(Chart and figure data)
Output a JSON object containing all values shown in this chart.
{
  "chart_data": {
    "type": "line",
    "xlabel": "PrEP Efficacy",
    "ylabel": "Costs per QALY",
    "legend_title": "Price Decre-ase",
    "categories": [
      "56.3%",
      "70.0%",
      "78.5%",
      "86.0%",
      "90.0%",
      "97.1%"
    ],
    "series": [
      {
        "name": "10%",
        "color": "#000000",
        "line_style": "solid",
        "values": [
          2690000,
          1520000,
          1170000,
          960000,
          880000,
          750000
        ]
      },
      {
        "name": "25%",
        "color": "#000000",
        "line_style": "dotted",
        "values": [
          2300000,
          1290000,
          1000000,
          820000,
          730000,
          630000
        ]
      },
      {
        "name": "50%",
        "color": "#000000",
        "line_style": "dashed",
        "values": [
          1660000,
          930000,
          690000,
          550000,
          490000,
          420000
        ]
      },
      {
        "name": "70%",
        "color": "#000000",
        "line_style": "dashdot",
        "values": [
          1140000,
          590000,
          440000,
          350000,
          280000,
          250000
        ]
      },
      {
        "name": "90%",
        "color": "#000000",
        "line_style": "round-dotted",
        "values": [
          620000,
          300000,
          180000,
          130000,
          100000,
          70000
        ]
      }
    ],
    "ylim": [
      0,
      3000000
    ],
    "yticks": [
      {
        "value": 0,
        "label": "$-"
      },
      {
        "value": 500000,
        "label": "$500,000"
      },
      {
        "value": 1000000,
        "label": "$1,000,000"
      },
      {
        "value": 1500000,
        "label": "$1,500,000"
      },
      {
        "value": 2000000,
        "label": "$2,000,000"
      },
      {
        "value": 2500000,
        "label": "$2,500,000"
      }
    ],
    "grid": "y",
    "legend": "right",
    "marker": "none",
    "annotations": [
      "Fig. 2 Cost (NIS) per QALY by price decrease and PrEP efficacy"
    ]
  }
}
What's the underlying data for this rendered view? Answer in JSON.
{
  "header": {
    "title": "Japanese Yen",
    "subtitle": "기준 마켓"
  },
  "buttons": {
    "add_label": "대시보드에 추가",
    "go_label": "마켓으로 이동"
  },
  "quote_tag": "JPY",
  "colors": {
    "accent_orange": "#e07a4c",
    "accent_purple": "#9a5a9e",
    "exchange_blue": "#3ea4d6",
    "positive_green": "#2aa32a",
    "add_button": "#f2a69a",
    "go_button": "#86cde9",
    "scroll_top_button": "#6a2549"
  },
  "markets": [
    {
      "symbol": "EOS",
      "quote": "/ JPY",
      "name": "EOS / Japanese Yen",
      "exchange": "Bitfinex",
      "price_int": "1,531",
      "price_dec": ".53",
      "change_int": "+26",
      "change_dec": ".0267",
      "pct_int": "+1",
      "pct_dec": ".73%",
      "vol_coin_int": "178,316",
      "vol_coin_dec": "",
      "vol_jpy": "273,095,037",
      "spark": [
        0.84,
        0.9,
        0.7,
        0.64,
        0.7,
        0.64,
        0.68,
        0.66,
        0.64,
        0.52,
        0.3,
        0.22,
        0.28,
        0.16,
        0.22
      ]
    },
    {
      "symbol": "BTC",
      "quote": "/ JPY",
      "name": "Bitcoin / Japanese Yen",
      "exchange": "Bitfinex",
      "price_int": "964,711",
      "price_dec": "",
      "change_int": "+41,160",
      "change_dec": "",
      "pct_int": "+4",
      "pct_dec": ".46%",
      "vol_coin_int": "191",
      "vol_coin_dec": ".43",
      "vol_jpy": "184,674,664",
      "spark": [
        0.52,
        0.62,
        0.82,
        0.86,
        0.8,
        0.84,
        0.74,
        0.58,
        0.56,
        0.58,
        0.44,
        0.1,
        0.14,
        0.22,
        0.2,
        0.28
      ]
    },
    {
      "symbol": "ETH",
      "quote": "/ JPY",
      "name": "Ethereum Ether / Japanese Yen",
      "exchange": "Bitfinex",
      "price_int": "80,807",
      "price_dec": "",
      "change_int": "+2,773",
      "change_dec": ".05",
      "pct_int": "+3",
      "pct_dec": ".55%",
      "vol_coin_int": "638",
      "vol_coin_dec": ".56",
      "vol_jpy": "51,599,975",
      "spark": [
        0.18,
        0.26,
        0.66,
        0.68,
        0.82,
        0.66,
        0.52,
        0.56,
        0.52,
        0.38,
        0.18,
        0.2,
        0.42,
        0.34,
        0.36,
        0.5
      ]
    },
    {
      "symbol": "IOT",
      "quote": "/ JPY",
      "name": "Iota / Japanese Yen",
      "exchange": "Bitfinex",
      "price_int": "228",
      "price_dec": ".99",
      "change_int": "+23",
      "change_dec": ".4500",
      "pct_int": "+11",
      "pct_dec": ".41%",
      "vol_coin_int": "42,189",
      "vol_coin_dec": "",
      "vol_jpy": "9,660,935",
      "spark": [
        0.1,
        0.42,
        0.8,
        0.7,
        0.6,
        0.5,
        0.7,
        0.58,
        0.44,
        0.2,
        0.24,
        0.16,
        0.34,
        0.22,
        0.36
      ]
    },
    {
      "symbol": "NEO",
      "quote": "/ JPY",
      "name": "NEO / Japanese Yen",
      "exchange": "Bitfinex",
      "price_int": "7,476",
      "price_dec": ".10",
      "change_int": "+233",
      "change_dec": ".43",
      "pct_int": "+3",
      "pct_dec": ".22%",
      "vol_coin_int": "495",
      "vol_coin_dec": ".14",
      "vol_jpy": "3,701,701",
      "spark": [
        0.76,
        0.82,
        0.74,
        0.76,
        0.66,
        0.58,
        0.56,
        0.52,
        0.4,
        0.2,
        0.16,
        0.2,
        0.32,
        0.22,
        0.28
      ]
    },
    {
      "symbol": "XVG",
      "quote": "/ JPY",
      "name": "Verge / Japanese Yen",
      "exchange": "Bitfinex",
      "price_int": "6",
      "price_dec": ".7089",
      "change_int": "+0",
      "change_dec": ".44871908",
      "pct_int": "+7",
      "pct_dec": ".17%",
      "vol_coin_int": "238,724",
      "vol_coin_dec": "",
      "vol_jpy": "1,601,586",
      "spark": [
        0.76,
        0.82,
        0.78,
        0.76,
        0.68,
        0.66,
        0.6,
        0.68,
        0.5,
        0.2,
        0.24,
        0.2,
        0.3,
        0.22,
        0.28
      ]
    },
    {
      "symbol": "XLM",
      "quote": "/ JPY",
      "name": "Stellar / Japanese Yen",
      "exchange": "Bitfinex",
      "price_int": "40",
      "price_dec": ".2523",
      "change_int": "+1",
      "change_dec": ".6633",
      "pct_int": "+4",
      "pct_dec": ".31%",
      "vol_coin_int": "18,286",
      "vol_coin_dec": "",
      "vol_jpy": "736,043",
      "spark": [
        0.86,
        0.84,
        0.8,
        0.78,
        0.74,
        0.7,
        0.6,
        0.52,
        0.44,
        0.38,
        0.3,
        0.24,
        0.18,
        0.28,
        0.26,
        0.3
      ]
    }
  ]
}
==
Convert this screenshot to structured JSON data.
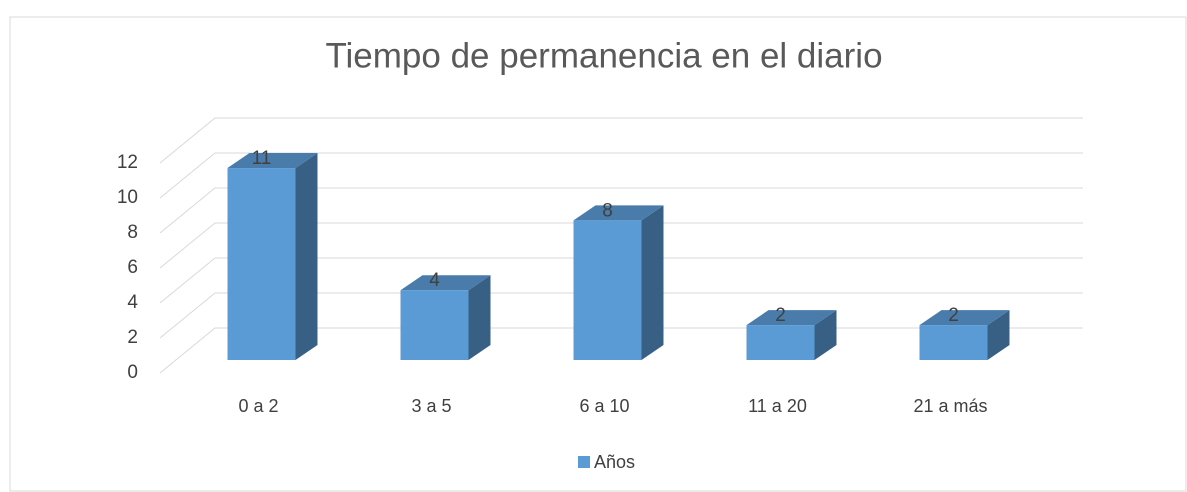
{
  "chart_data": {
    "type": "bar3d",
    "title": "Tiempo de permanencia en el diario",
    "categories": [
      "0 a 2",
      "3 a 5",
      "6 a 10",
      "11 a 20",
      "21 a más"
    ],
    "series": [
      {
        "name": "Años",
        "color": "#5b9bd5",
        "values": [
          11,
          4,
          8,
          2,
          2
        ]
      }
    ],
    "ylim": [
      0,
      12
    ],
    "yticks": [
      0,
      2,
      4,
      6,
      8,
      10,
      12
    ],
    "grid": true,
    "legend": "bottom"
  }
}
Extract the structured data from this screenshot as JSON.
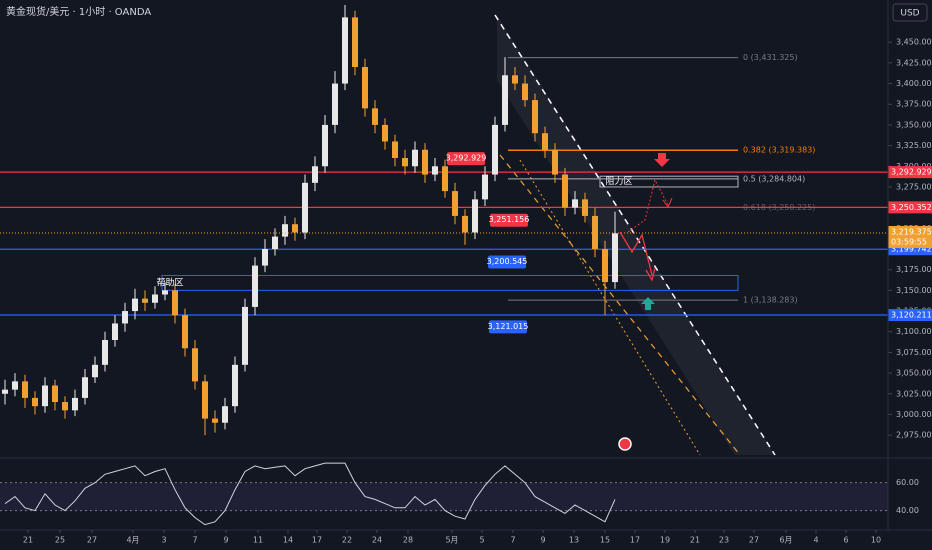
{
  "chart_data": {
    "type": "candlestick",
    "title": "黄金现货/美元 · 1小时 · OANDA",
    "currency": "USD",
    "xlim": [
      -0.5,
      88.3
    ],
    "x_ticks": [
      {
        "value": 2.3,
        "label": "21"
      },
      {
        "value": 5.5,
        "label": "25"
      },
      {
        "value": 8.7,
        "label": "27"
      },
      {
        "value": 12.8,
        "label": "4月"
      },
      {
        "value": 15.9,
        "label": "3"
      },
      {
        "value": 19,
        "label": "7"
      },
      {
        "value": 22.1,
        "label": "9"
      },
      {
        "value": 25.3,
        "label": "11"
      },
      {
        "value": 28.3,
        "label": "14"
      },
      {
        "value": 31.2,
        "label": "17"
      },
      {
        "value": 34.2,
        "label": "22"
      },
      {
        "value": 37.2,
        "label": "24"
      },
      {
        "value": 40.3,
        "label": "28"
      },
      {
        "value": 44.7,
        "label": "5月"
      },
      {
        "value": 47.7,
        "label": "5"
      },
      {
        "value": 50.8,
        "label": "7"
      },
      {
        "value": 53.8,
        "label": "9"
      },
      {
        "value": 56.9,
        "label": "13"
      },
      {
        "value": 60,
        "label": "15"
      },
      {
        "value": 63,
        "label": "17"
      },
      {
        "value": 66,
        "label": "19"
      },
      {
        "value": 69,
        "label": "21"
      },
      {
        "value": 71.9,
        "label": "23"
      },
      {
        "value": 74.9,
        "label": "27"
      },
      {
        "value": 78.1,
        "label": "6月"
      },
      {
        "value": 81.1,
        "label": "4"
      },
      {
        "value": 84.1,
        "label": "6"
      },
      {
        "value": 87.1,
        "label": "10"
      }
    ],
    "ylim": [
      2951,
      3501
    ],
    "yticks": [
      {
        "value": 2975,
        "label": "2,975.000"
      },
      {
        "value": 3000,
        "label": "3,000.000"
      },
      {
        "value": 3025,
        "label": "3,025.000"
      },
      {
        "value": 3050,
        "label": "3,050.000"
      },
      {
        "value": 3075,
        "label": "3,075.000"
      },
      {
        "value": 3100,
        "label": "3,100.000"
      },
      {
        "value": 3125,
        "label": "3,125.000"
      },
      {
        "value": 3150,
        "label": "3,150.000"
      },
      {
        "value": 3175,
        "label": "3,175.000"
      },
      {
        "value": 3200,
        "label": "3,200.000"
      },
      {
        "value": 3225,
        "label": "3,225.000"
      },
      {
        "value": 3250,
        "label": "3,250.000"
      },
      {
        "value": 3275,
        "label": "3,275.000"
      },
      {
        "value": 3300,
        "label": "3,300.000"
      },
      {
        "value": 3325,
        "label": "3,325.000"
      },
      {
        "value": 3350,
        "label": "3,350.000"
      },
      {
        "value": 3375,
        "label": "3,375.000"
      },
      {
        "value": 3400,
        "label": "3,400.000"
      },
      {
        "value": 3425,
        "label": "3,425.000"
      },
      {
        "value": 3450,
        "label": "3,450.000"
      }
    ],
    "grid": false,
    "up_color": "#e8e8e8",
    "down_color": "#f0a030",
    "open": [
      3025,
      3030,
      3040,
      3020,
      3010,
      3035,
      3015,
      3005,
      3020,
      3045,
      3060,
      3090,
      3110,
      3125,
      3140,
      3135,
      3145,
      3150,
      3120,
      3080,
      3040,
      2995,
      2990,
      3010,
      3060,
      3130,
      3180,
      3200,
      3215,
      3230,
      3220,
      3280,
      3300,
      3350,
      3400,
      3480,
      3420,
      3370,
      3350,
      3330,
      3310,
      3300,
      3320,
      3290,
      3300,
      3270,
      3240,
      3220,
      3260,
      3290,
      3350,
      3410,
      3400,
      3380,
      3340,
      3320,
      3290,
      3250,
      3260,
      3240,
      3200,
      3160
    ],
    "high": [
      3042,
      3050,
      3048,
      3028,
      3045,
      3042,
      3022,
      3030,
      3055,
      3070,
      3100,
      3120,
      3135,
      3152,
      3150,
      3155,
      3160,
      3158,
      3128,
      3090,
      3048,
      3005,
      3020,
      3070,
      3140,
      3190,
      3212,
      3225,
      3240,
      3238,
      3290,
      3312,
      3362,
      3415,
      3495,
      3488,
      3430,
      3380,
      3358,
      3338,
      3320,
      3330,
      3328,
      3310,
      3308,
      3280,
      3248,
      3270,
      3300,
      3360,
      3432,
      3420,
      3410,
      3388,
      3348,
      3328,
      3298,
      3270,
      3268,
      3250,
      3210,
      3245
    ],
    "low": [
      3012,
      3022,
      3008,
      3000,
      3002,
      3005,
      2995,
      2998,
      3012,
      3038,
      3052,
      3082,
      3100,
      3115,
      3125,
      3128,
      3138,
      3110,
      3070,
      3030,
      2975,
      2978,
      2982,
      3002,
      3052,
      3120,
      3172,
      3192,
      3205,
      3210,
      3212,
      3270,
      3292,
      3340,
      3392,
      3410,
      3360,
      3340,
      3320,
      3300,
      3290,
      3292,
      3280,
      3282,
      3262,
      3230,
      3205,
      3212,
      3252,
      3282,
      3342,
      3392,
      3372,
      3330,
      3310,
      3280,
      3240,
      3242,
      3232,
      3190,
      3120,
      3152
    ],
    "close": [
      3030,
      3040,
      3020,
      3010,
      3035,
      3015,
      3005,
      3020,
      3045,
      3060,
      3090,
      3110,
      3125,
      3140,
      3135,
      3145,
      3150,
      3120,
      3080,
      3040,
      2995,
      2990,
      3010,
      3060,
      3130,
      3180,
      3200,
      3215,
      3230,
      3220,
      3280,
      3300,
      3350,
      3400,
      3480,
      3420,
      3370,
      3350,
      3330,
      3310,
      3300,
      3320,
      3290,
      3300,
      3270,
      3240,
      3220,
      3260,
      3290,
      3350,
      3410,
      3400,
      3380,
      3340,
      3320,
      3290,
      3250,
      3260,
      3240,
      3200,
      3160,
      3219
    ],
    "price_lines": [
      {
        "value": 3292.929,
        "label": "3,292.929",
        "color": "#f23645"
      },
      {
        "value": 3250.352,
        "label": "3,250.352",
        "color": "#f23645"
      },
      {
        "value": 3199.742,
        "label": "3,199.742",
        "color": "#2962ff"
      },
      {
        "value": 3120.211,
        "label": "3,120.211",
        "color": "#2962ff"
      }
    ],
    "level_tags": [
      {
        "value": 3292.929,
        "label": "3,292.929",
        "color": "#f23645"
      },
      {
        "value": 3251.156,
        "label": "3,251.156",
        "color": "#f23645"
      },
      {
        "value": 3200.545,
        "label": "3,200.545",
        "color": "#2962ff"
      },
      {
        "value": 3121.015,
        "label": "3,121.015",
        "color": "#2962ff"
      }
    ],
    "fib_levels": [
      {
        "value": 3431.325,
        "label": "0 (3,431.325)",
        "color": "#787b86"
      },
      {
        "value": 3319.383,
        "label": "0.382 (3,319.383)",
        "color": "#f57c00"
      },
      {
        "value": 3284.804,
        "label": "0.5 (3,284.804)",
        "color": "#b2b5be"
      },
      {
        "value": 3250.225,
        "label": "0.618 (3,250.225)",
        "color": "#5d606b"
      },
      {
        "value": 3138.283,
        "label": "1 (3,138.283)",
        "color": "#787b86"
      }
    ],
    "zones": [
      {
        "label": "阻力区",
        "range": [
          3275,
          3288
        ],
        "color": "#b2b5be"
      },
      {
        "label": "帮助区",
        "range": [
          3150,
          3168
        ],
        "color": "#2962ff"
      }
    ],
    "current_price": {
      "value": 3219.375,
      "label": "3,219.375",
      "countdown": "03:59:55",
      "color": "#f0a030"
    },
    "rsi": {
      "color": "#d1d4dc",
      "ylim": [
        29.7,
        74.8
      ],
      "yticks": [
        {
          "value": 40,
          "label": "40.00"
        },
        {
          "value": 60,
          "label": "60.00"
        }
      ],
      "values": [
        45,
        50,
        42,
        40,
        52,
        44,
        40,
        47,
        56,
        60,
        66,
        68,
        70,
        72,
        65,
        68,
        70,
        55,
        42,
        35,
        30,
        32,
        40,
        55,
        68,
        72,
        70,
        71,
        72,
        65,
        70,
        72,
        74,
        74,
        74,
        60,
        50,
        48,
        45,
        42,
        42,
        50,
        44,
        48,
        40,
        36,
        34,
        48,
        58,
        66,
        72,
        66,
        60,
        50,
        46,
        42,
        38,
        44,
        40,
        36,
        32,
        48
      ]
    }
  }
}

[Short problem] In the records above, locate every line with the string "Japanese" and copy it.

[Result of this exercise]
    "title": "Japanese Yen",
      "name": "EOS / Japanese Yen",
      "name": "Bitcoin / Japanese Yen",
      "name": "Ethereum Ether / Japanese Yen",
      "name": "Iota / Japanese Yen",
      "name": "NEO / Japanese Yen",
      "name": "Verge / Japanese Yen",
      "name": "Stellar / Japanese Yen",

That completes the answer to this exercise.